Extract and list every line that contains the word "сбегаю".

Data extracted from a collection
************
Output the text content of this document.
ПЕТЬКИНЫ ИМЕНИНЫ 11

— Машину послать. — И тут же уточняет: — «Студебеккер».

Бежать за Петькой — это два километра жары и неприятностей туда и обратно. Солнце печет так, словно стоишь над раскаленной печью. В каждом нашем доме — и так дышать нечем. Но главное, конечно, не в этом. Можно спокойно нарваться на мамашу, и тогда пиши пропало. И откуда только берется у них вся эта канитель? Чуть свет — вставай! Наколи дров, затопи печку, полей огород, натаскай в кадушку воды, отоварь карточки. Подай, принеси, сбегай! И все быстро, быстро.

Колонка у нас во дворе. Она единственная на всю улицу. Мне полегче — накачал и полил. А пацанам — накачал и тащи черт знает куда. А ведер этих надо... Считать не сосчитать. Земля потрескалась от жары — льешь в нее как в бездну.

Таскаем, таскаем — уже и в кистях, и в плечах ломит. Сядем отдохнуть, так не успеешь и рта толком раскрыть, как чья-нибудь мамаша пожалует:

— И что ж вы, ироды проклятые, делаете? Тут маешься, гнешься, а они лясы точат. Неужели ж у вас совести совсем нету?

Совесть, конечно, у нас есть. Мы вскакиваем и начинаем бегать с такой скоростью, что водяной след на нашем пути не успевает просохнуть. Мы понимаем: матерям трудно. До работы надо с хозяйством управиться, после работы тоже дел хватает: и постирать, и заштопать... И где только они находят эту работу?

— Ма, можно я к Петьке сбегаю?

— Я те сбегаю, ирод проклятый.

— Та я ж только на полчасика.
************
**ANSWER TO THIS EXERCISE**
— Ма, можно я к Петьке сбегаю?
— Я те сбегаю, ирод проклятый.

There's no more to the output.